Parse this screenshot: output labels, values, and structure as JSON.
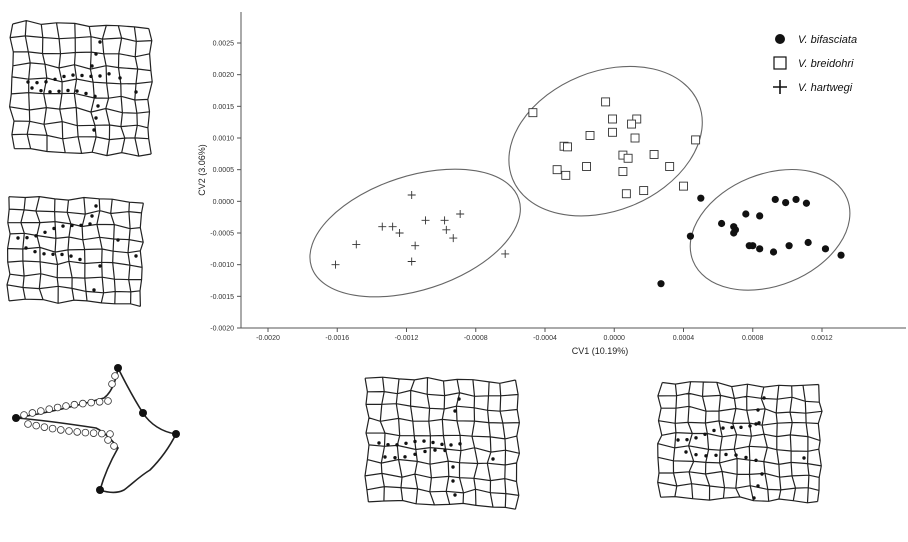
{
  "chart_data": {
    "type": "scatter",
    "xlabel": "CV1  (10.19%)",
    "ylabel": "CV2  (3.06%)",
    "xlim": [
      -0.0022,
      0.0015
    ],
    "ylim": [
      -0.002,
      0.003
    ],
    "x_ticks": [
      "-0.0020",
      "-0.0016",
      "-0.0012",
      "-0.0008",
      "-0.0004",
      "0.0000",
      "0.0004",
      "0.0008",
      "0.0012"
    ],
    "x_tick_values": [
      -0.002,
      -0.0016,
      -0.0012,
      -0.0008,
      -0.0004,
      0.0,
      0.0004,
      0.0008,
      0.0012
    ],
    "y_ticks": [
      "0.0025",
      "0.0020",
      "0.0015",
      "0.0010",
      "0.0005",
      "0.0000",
      "-0.0005",
      "-0.0010",
      "-0.0015",
      "-0.0020"
    ],
    "y_tick_values": [
      0.0025,
      0.002,
      0.0015,
      0.001,
      0.0005,
      0.0,
      -0.0005,
      -0.001,
      -0.0015,
      -0.002
    ],
    "grid": false,
    "legend_position": "top-right",
    "series": [
      {
        "name": "V. bifasciata",
        "marker": "filled-circle",
        "points": [
          [
            0.00105,
            3e-05
          ],
          [
            0.00093,
            3e-05
          ],
          [
            0.00111,
            -3e-05
          ],
          [
            0.00099,
            -2e-05
          ],
          [
            0.00084,
            -0.00023
          ],
          [
            0.00076,
            -0.0002
          ],
          [
            0.00062,
            -0.00035
          ],
          [
            0.0007,
            -0.00045
          ],
          [
            0.00069,
            -0.0005
          ],
          [
            0.00069,
            -0.0004
          ],
          [
            0.00084,
            -0.00075
          ],
          [
            0.0008,
            -0.0007
          ],
          [
            0.00078,
            -0.0007
          ],
          [
            0.00092,
            -0.0008
          ],
          [
            0.00101,
            -0.0007
          ],
          [
            0.00112,
            -0.00065
          ],
          [
            0.00122,
            -0.00075
          ],
          [
            0.00131,
            -0.00085
          ],
          [
            0.0005,
            5e-05
          ],
          [
            0.00044,
            -0.00055
          ],
          [
            0.00027,
            -0.0013
          ]
        ]
      },
      {
        "name": "V. breidohri",
        "marker": "open-square",
        "points": [
          [
            -0.00047,
            0.0014
          ],
          [
            -5e-05,
            0.00157
          ],
          [
            -1e-05,
            0.0013
          ],
          [
            0.00013,
            0.0013
          ],
          [
            -0.00014,
            0.00104
          ],
          [
            -1e-05,
            0.00109
          ],
          [
            0.0001,
            0.00122
          ],
          [
            0.00012,
            0.001
          ],
          [
            0.00047,
            0.00097
          ],
          [
            -0.00029,
            0.00087
          ],
          [
            -0.00027,
            0.00086
          ],
          [
            5e-05,
            0.00073
          ],
          [
            8e-05,
            0.00068
          ],
          [
            0.00023,
            0.00074
          ],
          [
            0.00032,
            0.00055
          ],
          [
            -0.00016,
            0.00055
          ],
          [
            5e-05,
            0.00047
          ],
          [
            -0.00033,
            0.0005
          ],
          [
            -0.00028,
            0.00041
          ],
          [
            0.00017,
            0.00017
          ],
          [
            7e-05,
            0.00012
          ],
          [
            0.0004,
            0.00024
          ]
        ]
      },
      {
        "name": "V. hartwegi",
        "marker": "plus",
        "points": [
          [
            -0.00117,
            0.0001
          ],
          [
            -0.00109,
            -0.0003
          ],
          [
            -0.00098,
            -0.0003
          ],
          [
            -0.00089,
            -0.0002
          ],
          [
            -0.00134,
            -0.0004
          ],
          [
            -0.00128,
            -0.0004
          ],
          [
            -0.00124,
            -0.0005
          ],
          [
            -0.00097,
            -0.00045
          ],
          [
            -0.00115,
            -0.0007
          ],
          [
            -0.00149,
            -0.00068
          ],
          [
            -0.00093,
            -0.00058
          ],
          [
            -0.00117,
            -0.00095
          ],
          [
            -0.00161,
            -0.001
          ],
          [
            -0.00063,
            -0.00083
          ]
        ]
      }
    ],
    "ellipses": [
      {
        "group": "V. bifasciata",
        "center": [
          0.0009,
          -0.00045
        ],
        "rx": 0.00048,
        "ry": 0.00088,
        "angle": -22
      },
      {
        "group": "V. breidohri",
        "center": [
          -5e-05,
          0.00095
        ],
        "rx": 0.00058,
        "ry": 0.0011,
        "angle": -22
      },
      {
        "group": "V. hartwegi",
        "center": [
          -0.00115,
          -0.0005
        ],
        "rx": 0.00063,
        "ry": 0.0009,
        "angle": -18
      }
    ]
  },
  "colors": {
    "axis": "#555555",
    "marker": "#111111",
    "ellipse": "#666666",
    "grid_drawing": "#222222"
  },
  "thumbnails": [
    {
      "name": "deformation-grid-top-left-1"
    },
    {
      "name": "deformation-grid-top-left-2"
    },
    {
      "name": "landmark-outline"
    },
    {
      "name": "deformation-grid-bottom-center"
    },
    {
      "name": "deformation-grid-bottom-right"
    }
  ]
}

------------------------

### What is expected
Identify and extract each line of the listing that contains "right".

### Task solution
    "legend_position": "top-right",
      "name": "deformation-grid-bottom-right"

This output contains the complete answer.